[Source records]
┌──

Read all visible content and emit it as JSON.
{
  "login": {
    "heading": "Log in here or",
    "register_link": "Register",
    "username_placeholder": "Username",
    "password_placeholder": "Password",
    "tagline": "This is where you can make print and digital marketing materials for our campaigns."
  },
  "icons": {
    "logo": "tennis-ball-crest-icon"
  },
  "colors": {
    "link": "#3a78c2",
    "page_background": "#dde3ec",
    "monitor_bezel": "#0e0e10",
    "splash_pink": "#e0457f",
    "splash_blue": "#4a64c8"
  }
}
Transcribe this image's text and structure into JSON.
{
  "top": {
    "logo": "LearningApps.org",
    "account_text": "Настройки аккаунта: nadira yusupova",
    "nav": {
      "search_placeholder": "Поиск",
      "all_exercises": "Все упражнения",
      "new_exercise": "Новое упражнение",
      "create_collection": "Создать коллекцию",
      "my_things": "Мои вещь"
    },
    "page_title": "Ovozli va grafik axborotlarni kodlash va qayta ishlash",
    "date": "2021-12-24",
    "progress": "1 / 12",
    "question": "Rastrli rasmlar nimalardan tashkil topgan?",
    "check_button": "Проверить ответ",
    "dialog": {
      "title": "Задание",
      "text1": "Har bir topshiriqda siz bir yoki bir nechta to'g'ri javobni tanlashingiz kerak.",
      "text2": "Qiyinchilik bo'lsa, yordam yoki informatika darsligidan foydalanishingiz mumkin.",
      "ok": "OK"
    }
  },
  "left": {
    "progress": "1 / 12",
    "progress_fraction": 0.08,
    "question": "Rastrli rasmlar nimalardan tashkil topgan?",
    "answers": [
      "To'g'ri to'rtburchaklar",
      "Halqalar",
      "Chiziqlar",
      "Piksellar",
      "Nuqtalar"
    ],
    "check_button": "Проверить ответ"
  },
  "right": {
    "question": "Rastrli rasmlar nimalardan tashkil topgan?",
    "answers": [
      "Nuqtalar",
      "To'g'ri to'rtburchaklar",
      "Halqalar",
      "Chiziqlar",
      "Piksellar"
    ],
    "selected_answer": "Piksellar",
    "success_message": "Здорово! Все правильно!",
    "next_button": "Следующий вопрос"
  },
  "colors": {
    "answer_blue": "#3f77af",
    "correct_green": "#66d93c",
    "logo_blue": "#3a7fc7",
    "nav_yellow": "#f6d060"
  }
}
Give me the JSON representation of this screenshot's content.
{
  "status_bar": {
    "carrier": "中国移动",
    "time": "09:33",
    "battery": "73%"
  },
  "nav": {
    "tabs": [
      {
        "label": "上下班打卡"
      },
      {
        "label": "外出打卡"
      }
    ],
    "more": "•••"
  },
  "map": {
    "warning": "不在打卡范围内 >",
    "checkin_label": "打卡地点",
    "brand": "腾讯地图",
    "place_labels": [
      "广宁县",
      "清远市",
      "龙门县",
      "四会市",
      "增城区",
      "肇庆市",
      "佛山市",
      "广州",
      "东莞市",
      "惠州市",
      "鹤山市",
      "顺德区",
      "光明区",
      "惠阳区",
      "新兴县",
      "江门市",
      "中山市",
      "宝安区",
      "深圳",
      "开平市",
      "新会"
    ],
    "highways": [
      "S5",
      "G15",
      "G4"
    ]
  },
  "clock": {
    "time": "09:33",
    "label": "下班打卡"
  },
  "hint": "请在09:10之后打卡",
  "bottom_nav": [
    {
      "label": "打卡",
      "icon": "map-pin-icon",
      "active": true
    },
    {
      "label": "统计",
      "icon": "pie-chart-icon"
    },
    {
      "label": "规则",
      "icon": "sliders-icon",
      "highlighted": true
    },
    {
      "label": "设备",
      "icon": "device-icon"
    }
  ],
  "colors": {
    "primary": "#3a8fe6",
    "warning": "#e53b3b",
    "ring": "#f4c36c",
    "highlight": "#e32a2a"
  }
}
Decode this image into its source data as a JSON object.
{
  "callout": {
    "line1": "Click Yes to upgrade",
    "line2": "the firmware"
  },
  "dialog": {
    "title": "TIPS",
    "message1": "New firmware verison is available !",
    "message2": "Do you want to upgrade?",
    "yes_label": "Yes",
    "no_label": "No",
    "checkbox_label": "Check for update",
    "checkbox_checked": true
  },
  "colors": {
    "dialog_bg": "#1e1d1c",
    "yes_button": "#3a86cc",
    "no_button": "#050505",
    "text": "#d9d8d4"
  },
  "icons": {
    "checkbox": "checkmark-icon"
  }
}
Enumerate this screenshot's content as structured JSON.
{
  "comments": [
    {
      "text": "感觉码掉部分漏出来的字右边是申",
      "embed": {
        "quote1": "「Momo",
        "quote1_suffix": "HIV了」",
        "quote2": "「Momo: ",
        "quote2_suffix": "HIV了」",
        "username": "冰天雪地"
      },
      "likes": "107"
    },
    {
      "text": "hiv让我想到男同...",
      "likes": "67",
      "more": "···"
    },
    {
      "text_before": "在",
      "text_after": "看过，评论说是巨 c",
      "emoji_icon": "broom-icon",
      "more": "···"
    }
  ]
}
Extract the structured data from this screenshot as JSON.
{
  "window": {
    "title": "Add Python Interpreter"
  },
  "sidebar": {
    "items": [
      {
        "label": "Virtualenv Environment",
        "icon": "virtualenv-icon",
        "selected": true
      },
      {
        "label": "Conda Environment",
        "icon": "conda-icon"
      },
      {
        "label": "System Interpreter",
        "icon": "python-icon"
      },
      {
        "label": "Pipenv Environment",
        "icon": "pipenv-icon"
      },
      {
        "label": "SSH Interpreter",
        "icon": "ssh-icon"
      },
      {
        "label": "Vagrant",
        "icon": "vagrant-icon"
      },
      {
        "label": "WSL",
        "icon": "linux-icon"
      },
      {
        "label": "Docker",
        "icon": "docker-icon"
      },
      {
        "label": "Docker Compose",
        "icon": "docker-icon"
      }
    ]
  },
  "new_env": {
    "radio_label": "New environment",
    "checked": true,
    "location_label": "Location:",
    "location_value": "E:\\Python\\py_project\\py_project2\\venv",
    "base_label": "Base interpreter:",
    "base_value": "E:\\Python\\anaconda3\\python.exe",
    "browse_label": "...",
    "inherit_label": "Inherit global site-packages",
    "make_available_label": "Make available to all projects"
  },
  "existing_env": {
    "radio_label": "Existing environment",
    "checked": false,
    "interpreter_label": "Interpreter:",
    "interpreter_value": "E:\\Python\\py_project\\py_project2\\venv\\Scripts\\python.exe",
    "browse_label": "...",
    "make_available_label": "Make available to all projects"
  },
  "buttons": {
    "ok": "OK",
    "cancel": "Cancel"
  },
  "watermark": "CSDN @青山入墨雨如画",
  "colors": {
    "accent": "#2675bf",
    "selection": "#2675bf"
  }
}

└──

Retype the whole listing, matching it exactly.

__ANSWER BELOW__.
Read all visible content and emit it as JSON.
{
  "login": {
    "heading": "Log in here or",
    "register_link": "Register",
    "username_placeholder": "Username",
    "password_placeholder": "Password",
    "tagline": "This is where you can make print and digital marketing materials for our campaigns."
  },
  "icons": {
    "logo": "tennis-ball-crest-icon"
  },
  "colors": {
    "link": "#3a78c2",
    "page_background": "#dde3ec",
    "monitor_bezel": "#0e0e10",
    "splash_pink": "#e0457f",
    "splash_blue": "#4a64c8"
  }
}
Transcribe this image's text and structure into JSON.
{
  "top": {
    "logo": "LearningApps.org",
    "account_text": "Настройки аккаунта: nadira yusupova",
    "nav": {
      "search_placeholder": "Поиск",
      "all_exercises": "Все упражнения",
      "new_exercise": "Новое упражнение",
      "create_collection": "Создать коллекцию",
      "my_things": "Мои вещь"
    },
    "page_title": "Ovozli va grafik axborotlarni kodlash va qayta ishlash",
    "date": "2021-12-24",
    "progress": "1 / 12",
    "question": "Rastrli rasmlar nimalardan tashkil topgan?",
    "check_button": "Проверить ответ",
    "dialog": {
      "title": "Задание",
      "text1": "Har bir topshiriqda siz bir yoki bir nechta to'g'ri javobni tanlashingiz kerak.",
      "text2": "Qiyinchilik bo'lsa, yordam yoki informatika darsligidan foydalanishingiz mumkin.",
      "ok": "OK"
    }
  },
  "left": {
    "progress": "1 / 12",
    "progress_fraction": 0.08,
    "question": "Rastrli rasmlar nimalardan tashkil topgan?",
    "answers": [
      "To'g'ri to'rtburchaklar",
      "Halqalar",
      "Chiziqlar",
      "Piksellar",
      "Nuqtalar"
    ],
    "check_button": "Проверить ответ"
  },
  "right": {
    "question": "Rastrli rasmlar nimalardan tashkil topgan?",
    "answers": [
      "Nuqtalar",
      "To'g'ri to'rtburchaklar",
      "Halqalar",
      "Chiziqlar",
      "Piksellar"
    ],
    "selected_answer": "Piksellar",
    "success_message": "Здорово! Все правильно!",
    "next_button": "Следующий вопрос"
  },
  "colors": {
    "answer_blue": "#3f77af",
    "correct_green": "#66d93c",
    "logo_blue": "#3a7fc7",
    "nav_yellow": "#f6d060"
  }
}
Give me the JSON representation of this screenshot's content.
{
  "status_bar": {
    "carrier": "中国移动",
    "time": "09:33",
    "battery": "73%"
  },
  "nav": {
    "tabs": [
      {
        "label": "上下班打卡"
      },
      {
        "label": "外出打卡"
      }
    ],
    "more": "•••"
  },
  "map": {
    "warning": "不在打卡范围内 >",
    "checkin_label": "打卡地点",
    "brand": "腾讯地图",
    "place_labels": [
      "广宁县",
      "清远市",
      "龙门县",
      "四会市",
      "增城区",
      "肇庆市",
      "佛山市",
      "广州",
      "东莞市",
      "惠州市",
      "鹤山市",
      "顺德区",
      "光明区",
      "惠阳区",
      "新兴县",
      "江门市",
      "中山市",
      "宝安区",
      "深圳",
      "开平市",
      "新会"
    ],
    "highways": [
      "S5",
      "G15",
      "G4"
    ]
  },
  "clock": {
    "time": "09:33",
    "label": "下班打卡"
  },
  "hint": "请在09:10之后打卡",
  "bottom_nav": [
    {
      "label": "打卡",
      "icon": "map-pin-icon",
      "active": true
    },
    {
      "label": "统计",
      "icon": "pie-chart-icon"
    },
    {
      "label": "规则",
      "icon": "sliders-icon",
      "highlighted": true
    },
    {
      "label": "设备",
      "icon": "device-icon"
    }
  ],
  "colors": {
    "primary": "#3a8fe6",
    "warning": "#e53b3b",
    "ring": "#f4c36c",
    "highlight": "#e32a2a"
  }
}
Decode this image into its source data as a JSON object.
{
  "callout": {
    "line1": "Click Yes to upgrade",
    "line2": "the firmware"
  },
  "dialog": {
    "title": "TIPS",
    "message1": "New firmware verison is available !",
    "message2": "Do you want to upgrade?",
    "yes_label": "Yes",
    "no_label": "No",
    "checkbox_label": "Check for update",
    "checkbox_checked": true
  },
  "colors": {
    "dialog_bg": "#1e1d1c",
    "yes_button": "#3a86cc",
    "no_button": "#050505",
    "text": "#d9d8d4"
  },
  "icons": {
    "checkbox": "checkmark-icon"
  }
}
Enumerate this screenshot's content as structured JSON.
{
  "comments": [
    {
      "text": "感觉码掉部分漏出来的字右边是申",
      "embed": {
        "quote1": "「Momo",
        "quote1_suffix": "HIV了」",
        "quote2": "「Momo: ",
        "quote2_suffix": "HIV了」",
        "username": "冰天雪地"
      },
      "likes": "107"
    },
    {
      "text": "hiv让我想到男同...",
      "likes": "67",
      "more": "···"
    },
    {
      "text_before": "在",
      "text_after": "看过，评论说是巨 c",
      "emoji_icon": "broom-icon",
      "more": "···"
    }
  ]
}
Extract the structured data from this screenshot as JSON.
{
  "window": {
    "title": "Add Python Interpreter"
  },
  "sidebar": {
    "items": [
      {
        "label": "Virtualenv Environment",
        "icon": "virtualenv-icon",
        "selected": true
      },
      {
        "label": "Conda Environment",
        "icon": "conda-icon"
      },
      {
        "label": "System Interpreter",
        "icon": "python-icon"
      },
      {
        "label": "Pipenv Environment",
        "icon": "pipenv-icon"
      },
      {
        "label": "SSH Interpreter",
        "icon": "ssh-icon"
      },
      {
        "label": "Vagrant",
        "icon": "vagrant-icon"
      },
      {
        "label": "WSL",
        "icon": "linux-icon"
      },
      {
        "label": "Docker",
        "icon": "docker-icon"
      },
      {
        "label": "Docker Compose",
        "icon": "docker-icon"
      }
    ]
  },
  "new_env": {
    "radio_label": "New environment",
    "checked": true,
    "location_label": "Location:",
    "location_value": "E:\\Python\\py_project\\py_project2\\venv",
    "base_label": "Base interpreter:",
    "base_value": "E:\\Python\\anaconda3\\python.exe",
    "browse_label": "...",
    "inherit_label": "Inherit global site-packages",
    "make_available_label": "Make available to all projects"
  },
  "existing_env": {
    "radio_label": "Existing environment",
    "checked": false,
    "interpreter_label": "Interpreter:",
    "interpreter_value": "E:\\Python\\py_project\\py_project2\\venv\\Scripts\\python.exe",
    "browse_label": "...",
    "make_available_label": "Make available to all projects"
  },
  "buttons": {
    "ok": "OK",
    "cancel": "Cancel"
  },
  "watermark": "CSDN @青山入墨雨如画",
  "colors": {
    "accent": "#2675bf",
    "selection": "#2675bf"
  }
}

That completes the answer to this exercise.